[Dataset records on visual material]
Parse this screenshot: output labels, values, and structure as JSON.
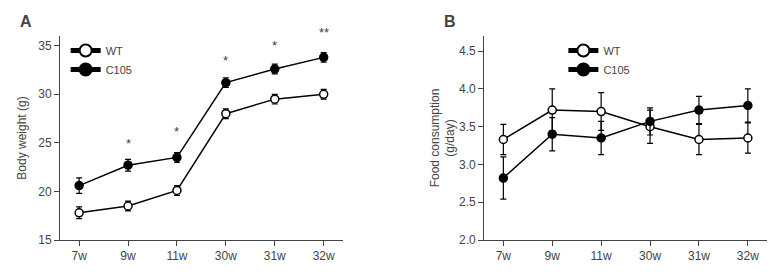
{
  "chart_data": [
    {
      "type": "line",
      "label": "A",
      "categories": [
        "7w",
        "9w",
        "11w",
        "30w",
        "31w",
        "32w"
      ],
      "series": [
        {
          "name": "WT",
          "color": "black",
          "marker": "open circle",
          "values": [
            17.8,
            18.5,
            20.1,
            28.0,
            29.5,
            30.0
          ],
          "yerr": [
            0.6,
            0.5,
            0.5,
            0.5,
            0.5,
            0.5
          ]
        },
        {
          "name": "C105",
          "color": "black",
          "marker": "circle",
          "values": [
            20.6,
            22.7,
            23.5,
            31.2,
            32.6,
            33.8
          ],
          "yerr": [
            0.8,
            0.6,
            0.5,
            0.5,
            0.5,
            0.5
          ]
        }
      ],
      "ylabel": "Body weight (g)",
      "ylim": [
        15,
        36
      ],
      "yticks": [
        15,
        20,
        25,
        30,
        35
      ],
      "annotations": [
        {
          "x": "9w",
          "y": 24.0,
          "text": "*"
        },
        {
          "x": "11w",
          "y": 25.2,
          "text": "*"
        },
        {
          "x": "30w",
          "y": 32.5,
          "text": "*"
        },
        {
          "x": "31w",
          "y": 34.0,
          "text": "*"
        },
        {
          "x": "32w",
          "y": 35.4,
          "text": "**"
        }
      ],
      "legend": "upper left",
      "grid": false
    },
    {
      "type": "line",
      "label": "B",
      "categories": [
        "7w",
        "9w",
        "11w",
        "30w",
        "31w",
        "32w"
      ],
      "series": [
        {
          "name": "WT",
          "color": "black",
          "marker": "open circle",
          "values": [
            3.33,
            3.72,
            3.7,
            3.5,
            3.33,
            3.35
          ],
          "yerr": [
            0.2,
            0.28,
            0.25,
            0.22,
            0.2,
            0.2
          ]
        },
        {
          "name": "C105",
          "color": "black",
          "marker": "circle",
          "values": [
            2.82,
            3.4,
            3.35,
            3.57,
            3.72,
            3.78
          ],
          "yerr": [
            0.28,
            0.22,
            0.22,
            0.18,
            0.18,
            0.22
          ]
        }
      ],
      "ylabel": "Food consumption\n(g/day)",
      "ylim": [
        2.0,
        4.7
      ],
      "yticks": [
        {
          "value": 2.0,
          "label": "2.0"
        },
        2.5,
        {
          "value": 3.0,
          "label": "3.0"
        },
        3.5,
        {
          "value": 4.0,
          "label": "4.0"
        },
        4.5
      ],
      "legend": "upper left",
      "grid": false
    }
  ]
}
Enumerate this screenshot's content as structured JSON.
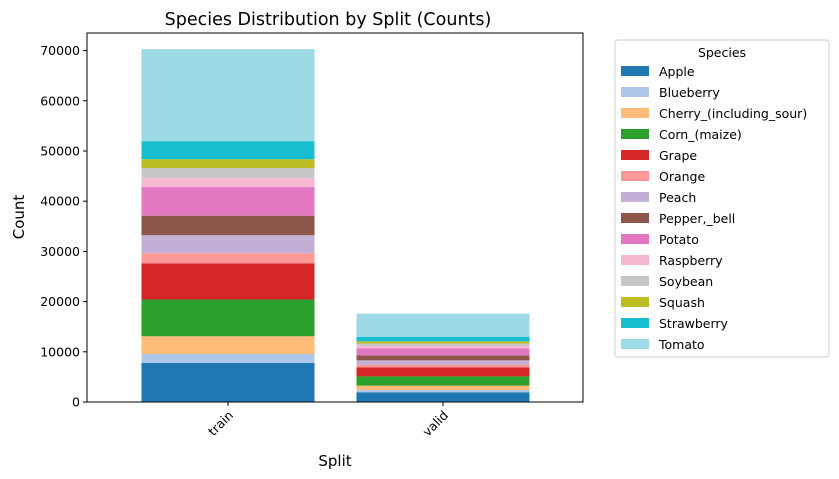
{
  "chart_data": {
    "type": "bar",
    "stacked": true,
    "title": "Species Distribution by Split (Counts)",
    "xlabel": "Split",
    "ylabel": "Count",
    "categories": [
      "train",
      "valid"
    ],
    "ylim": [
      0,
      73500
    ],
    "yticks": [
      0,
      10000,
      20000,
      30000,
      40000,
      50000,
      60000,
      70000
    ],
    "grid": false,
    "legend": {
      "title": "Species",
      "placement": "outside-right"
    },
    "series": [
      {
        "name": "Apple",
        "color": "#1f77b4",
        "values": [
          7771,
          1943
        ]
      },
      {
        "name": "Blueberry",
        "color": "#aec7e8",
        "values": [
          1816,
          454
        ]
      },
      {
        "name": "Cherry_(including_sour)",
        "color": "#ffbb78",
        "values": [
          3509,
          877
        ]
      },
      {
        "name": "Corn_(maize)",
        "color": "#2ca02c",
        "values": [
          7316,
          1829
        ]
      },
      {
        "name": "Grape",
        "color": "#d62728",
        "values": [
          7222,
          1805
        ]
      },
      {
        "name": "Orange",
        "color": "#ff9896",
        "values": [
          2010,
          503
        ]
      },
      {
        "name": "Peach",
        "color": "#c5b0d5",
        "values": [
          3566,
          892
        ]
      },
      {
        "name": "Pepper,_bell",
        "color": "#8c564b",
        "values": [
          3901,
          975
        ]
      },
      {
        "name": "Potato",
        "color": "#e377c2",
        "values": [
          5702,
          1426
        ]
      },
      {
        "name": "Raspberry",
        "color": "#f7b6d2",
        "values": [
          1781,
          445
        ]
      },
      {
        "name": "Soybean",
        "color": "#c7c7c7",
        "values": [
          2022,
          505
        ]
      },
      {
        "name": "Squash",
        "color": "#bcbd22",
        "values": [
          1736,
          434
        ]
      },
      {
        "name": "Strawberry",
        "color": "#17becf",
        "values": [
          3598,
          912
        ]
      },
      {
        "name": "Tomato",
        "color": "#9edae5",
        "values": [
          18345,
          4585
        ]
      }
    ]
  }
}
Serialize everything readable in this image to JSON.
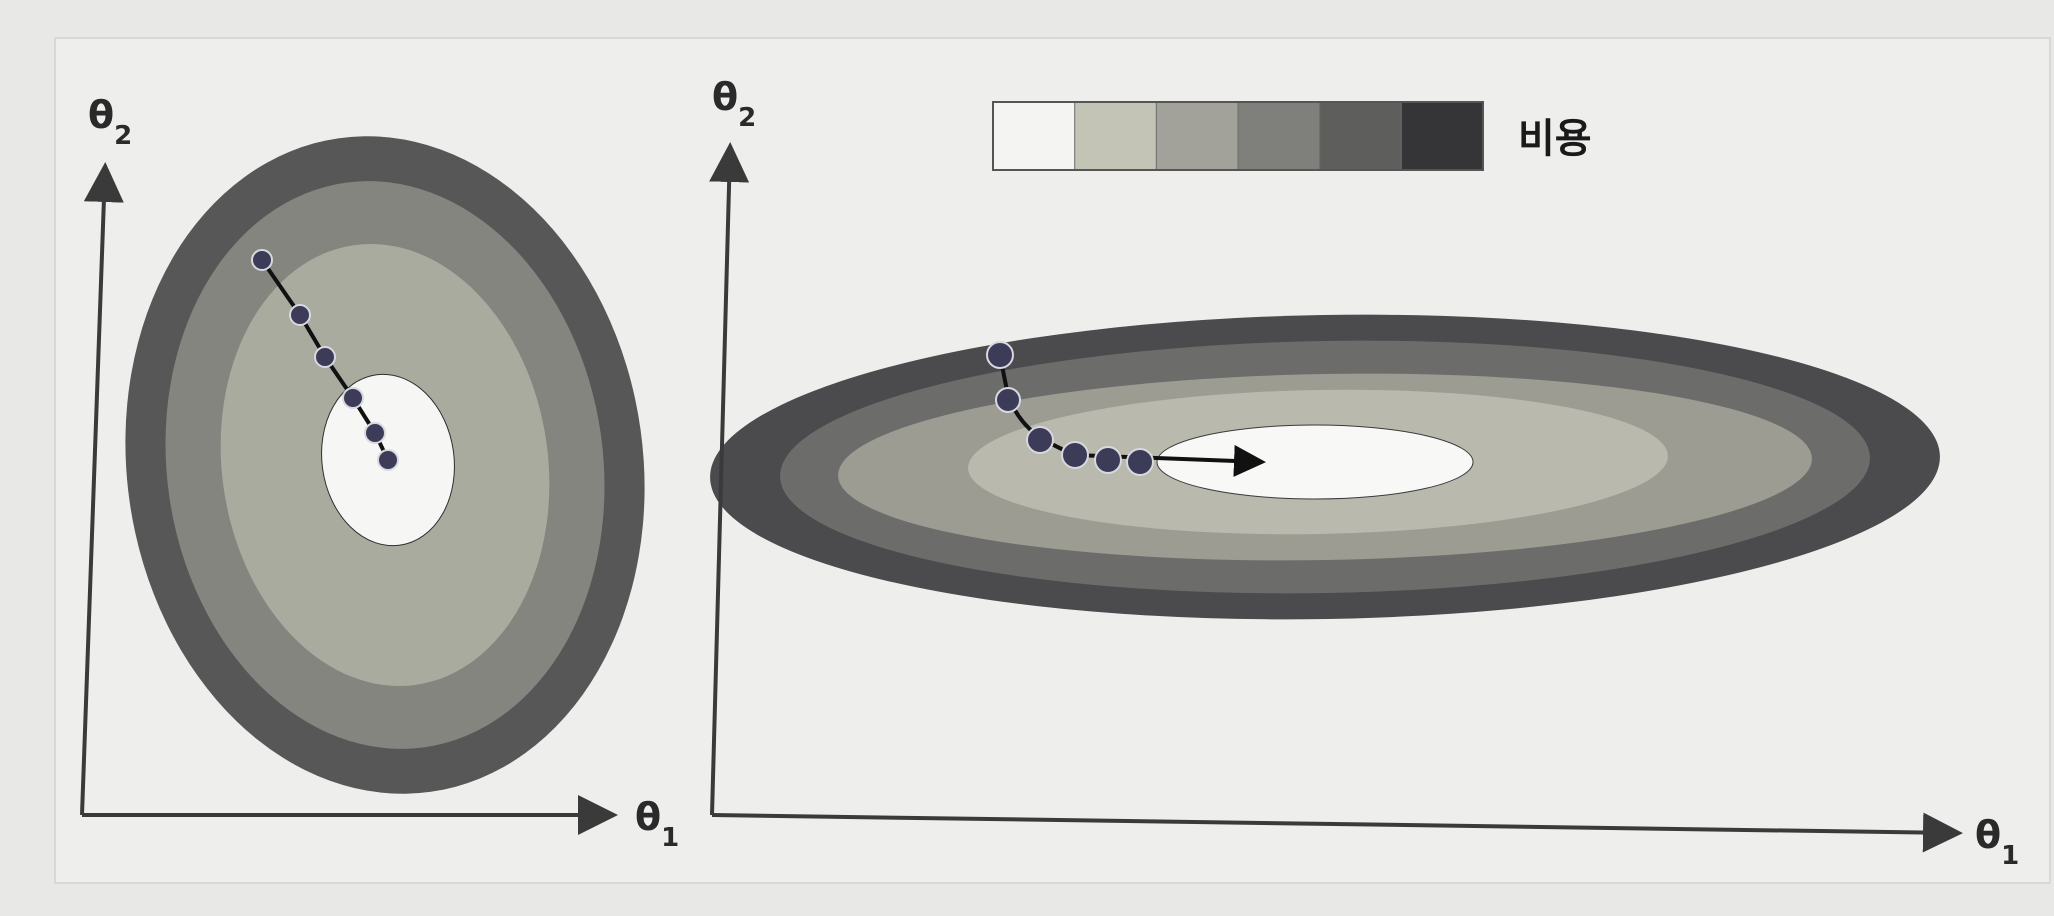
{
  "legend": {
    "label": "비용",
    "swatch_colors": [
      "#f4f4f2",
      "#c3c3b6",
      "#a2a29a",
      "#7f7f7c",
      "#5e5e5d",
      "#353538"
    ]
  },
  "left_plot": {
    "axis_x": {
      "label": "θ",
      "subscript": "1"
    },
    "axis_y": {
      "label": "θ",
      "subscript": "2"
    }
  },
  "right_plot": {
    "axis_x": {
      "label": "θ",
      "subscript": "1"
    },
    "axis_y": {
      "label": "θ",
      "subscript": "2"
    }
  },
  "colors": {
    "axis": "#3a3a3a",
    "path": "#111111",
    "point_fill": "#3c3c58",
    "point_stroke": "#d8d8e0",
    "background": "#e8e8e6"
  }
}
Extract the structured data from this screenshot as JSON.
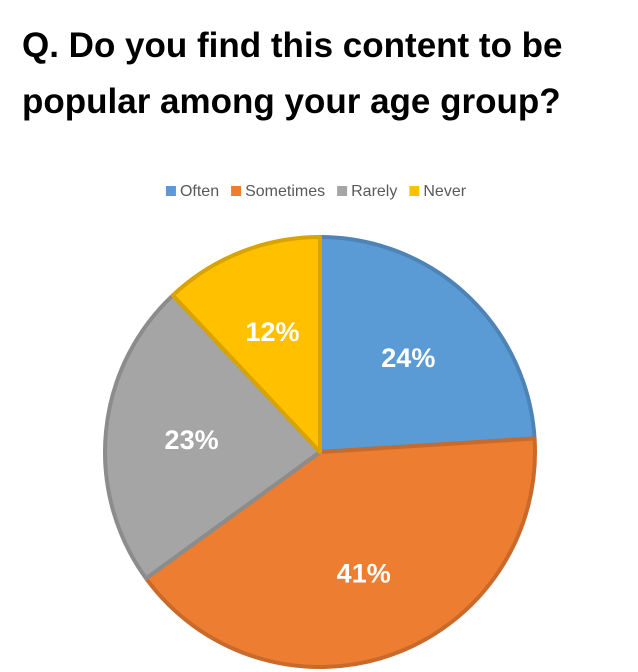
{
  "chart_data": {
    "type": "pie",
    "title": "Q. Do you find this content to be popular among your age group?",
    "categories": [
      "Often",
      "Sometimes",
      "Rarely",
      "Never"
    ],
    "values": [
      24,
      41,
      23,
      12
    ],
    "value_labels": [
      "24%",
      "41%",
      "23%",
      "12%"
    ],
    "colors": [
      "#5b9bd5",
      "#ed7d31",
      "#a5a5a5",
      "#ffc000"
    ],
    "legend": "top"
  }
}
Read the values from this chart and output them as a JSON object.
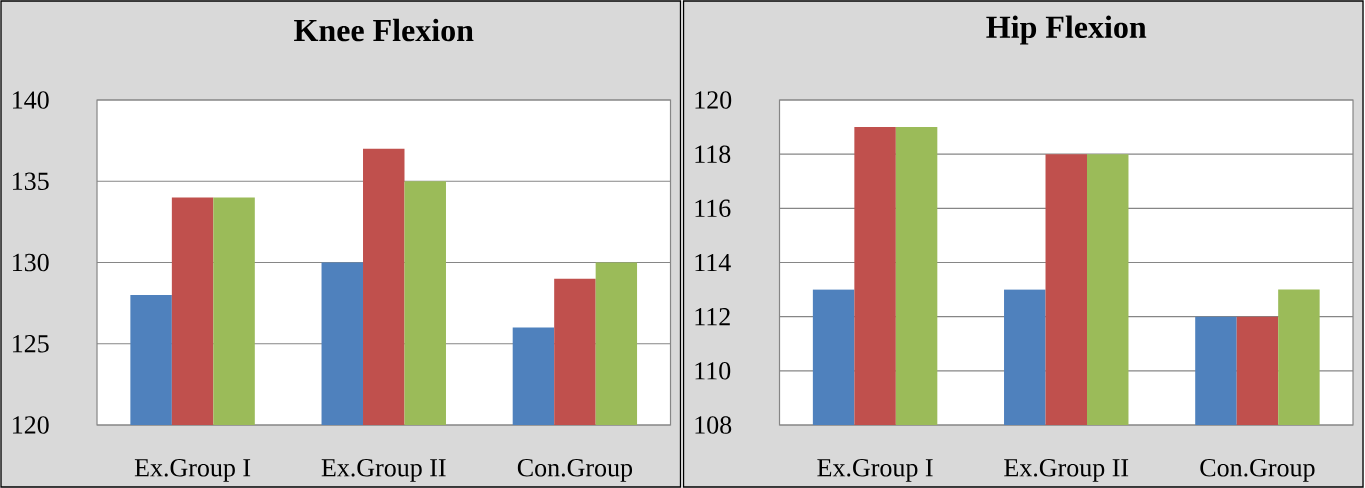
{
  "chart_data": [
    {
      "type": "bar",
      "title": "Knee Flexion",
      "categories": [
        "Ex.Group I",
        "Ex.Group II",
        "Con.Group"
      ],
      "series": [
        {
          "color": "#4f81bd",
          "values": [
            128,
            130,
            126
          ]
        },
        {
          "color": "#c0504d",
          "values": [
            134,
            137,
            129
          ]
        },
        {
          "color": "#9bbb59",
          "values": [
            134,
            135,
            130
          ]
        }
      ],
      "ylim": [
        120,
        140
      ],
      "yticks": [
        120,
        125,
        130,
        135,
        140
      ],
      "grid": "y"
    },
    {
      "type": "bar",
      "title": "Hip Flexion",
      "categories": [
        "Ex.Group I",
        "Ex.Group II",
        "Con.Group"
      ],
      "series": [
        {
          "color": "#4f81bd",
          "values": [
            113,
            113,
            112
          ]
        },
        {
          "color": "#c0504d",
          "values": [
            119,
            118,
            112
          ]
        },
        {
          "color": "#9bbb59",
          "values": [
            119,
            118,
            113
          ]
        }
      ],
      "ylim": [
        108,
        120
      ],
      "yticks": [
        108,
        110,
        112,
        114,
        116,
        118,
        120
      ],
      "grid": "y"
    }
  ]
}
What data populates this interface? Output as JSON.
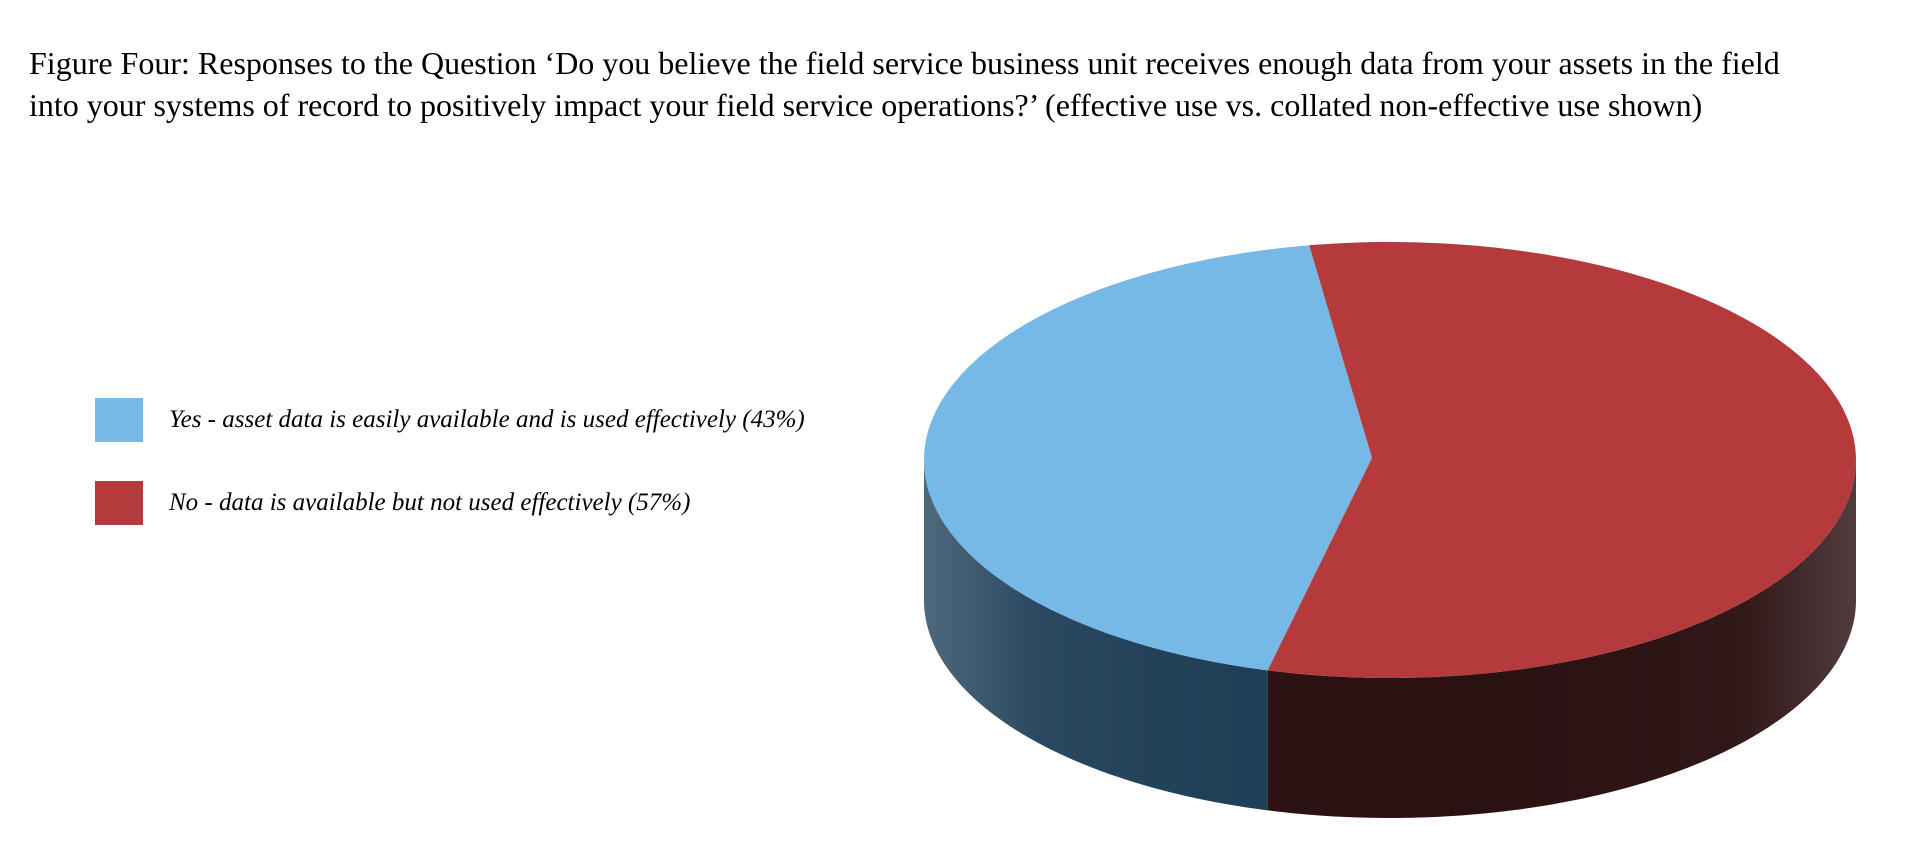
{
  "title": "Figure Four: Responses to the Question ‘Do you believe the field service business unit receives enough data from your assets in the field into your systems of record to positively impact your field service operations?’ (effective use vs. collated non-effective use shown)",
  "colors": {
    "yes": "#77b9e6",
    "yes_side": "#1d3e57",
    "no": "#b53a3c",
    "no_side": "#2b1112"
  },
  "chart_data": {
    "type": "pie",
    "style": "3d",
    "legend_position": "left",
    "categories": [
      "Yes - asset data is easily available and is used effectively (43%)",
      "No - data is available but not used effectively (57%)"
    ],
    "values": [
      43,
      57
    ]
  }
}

EXERCISE GOAL | Give the number of lines above in which the word "available" occurs, with nothing else.

SOLUTION TO THIS EXERCISE | 2